EXCERPTED DATA =>
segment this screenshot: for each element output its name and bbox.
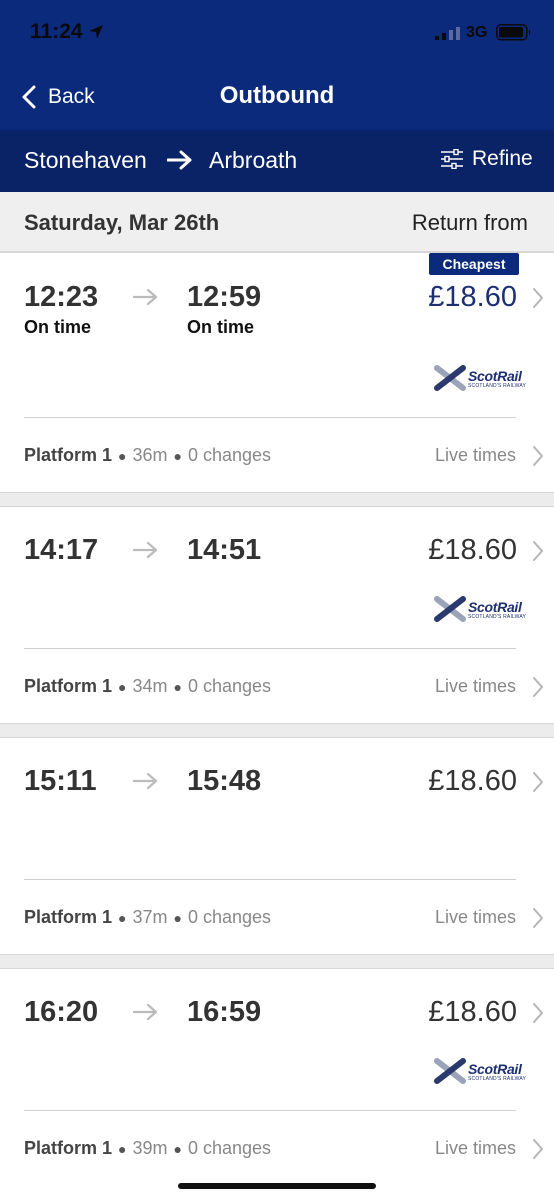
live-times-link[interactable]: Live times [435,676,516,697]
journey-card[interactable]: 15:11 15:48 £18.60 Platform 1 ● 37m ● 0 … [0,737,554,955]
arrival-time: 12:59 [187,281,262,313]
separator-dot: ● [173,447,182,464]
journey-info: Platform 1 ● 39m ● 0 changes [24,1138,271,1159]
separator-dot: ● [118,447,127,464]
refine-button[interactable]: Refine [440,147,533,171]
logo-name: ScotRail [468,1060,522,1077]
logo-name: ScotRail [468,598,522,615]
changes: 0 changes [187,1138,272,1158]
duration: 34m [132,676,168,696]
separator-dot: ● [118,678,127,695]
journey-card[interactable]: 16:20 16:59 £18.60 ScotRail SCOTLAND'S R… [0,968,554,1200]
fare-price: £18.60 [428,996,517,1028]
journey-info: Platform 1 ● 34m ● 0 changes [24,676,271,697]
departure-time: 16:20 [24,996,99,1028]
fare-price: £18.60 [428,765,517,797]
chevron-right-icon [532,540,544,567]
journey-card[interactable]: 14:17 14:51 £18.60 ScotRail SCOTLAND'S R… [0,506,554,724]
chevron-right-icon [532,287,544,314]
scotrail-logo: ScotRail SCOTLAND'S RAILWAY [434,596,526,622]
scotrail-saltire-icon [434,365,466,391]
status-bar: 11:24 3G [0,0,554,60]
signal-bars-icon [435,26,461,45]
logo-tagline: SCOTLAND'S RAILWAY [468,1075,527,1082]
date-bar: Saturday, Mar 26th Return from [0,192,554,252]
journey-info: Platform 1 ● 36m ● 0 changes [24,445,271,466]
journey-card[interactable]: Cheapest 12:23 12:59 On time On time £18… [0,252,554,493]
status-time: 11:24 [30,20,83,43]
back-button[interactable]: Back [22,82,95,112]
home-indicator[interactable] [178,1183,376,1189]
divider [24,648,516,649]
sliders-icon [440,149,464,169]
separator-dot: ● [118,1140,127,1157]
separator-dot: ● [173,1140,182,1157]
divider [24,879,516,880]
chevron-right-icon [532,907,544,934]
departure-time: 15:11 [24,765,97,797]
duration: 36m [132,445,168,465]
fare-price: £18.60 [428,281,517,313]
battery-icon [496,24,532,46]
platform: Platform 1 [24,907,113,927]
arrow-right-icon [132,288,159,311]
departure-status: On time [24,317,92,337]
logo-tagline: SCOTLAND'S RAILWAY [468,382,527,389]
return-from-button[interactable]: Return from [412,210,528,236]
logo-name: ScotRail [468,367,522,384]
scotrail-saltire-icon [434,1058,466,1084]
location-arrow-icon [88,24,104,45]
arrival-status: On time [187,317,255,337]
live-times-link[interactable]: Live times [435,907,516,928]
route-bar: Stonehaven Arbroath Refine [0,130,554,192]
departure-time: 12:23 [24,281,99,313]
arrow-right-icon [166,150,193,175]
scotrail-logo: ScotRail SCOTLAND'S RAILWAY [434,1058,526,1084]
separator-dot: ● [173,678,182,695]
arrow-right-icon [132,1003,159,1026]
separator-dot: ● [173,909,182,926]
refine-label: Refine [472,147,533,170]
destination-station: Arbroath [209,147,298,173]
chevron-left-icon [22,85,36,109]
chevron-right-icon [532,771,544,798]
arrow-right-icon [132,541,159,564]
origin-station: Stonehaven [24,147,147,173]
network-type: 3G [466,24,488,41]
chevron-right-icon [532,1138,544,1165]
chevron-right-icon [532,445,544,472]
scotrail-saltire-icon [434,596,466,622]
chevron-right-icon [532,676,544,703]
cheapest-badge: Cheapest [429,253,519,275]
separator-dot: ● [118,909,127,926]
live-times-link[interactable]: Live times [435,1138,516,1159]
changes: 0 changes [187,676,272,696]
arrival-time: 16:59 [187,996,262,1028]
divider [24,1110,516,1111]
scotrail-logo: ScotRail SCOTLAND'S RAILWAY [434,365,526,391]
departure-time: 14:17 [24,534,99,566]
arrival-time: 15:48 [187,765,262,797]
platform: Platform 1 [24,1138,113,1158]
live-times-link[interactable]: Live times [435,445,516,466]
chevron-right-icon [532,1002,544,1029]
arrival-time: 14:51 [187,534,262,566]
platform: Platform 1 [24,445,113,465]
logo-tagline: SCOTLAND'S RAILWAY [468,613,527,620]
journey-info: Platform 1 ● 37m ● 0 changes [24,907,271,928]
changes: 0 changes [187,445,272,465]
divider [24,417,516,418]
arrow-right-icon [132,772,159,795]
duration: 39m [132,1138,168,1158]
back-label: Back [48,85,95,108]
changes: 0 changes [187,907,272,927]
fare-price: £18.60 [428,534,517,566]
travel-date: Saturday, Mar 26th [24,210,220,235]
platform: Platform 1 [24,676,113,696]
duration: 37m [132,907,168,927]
--
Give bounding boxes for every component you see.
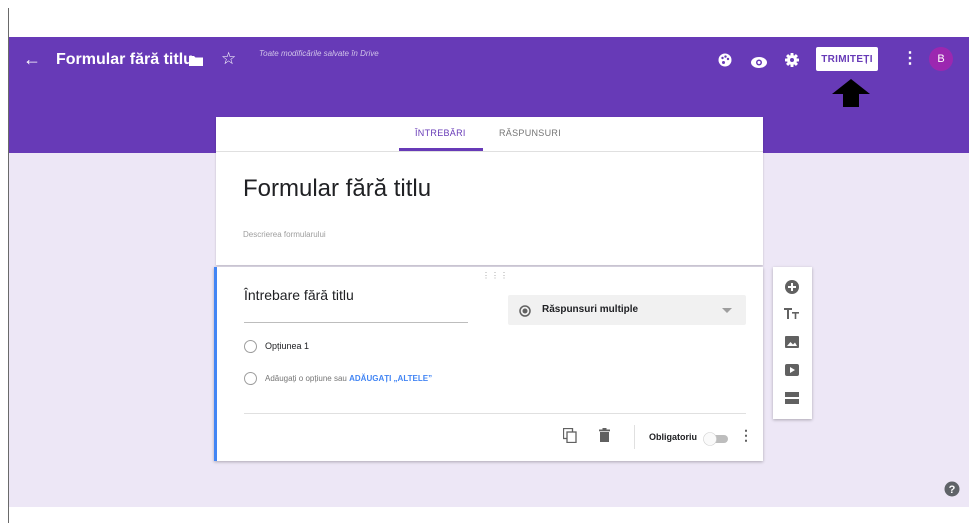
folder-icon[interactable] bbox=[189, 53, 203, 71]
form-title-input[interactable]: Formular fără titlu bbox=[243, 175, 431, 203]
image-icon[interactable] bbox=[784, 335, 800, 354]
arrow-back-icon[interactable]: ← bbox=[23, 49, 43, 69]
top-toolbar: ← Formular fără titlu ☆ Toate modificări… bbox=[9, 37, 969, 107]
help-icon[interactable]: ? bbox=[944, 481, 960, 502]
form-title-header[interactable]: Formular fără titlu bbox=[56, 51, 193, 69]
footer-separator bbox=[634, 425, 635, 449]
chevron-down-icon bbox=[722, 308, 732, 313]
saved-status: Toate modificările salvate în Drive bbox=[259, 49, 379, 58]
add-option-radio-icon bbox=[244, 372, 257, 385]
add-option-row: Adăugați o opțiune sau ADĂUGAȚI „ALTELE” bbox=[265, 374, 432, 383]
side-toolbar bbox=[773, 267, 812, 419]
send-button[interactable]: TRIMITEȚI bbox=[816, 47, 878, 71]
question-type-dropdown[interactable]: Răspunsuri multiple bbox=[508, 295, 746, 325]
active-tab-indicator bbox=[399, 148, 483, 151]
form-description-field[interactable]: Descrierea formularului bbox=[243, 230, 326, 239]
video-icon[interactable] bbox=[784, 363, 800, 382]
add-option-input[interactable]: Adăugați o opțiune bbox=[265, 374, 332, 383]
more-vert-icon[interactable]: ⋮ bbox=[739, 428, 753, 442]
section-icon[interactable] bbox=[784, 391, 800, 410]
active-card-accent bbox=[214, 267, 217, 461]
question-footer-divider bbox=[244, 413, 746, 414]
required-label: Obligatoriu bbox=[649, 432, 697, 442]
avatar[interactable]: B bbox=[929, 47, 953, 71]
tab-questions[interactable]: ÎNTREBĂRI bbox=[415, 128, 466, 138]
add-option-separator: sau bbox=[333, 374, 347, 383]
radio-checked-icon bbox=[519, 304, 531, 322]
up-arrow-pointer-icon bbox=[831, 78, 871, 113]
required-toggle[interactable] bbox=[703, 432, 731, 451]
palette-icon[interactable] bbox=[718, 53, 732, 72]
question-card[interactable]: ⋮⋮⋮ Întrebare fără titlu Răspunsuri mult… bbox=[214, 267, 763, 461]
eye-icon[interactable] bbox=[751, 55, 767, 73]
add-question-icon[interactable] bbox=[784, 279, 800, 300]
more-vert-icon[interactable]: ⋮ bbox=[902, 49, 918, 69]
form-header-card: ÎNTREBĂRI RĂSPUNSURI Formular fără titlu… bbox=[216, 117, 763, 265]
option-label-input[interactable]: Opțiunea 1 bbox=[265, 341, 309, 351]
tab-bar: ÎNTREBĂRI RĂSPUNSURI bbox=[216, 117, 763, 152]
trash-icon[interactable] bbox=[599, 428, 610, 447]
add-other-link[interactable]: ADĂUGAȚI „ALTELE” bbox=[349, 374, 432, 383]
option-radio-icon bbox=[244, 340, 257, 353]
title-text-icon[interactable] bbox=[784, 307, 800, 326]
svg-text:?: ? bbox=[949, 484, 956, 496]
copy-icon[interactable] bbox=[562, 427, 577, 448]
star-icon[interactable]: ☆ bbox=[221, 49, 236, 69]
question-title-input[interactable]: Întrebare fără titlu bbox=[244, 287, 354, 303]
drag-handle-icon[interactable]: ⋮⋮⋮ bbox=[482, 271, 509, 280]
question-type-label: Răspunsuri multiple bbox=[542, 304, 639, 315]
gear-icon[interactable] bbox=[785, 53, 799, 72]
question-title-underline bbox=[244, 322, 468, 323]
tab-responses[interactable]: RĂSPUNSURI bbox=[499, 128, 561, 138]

BRIEF =>
Reproduce verbatim the data from the line with "live-times-link[interactable]: Live times [435,676,516,697]" to the line with "departure-time: 16:20 [24,996,99,1028]".

RESPONSE TO THIS EXERCISE =>
live-times-link[interactable]: Live times [435,676,516,697]
journey-card[interactable]: 15:11 15:48 £18.60 Platform 1 ● 37m ● 0 … [0,737,554,955]
arrival-time: 12:59 [187,281,262,313]
separator-dot: ● [173,447,182,464]
journey-info: Platform 1 ● 39m ● 0 changes [24,1138,271,1159]
separator-dot: ● [118,447,127,464]
refine-button[interactable]: Refine [440,147,533,171]
logo-name: ScotRail [468,1060,522,1077]
logo-name: ScotRail [468,598,522,615]
changes: 0 changes [187,1138,272,1158]
duration: 34m [132,676,168,696]
separator-dot: ● [118,678,127,695]
journey-card[interactable]: 16:20 16:59 £18.60 ScotRail SCOTLAND'S R… [0,968,554,1200]
fare-price: £18.60 [428,996,517,1028]
journey-info: Platform 1 ● 34m ● 0 changes [24,676,271,697]
departure-time: 16:20 [24,996,99,1028]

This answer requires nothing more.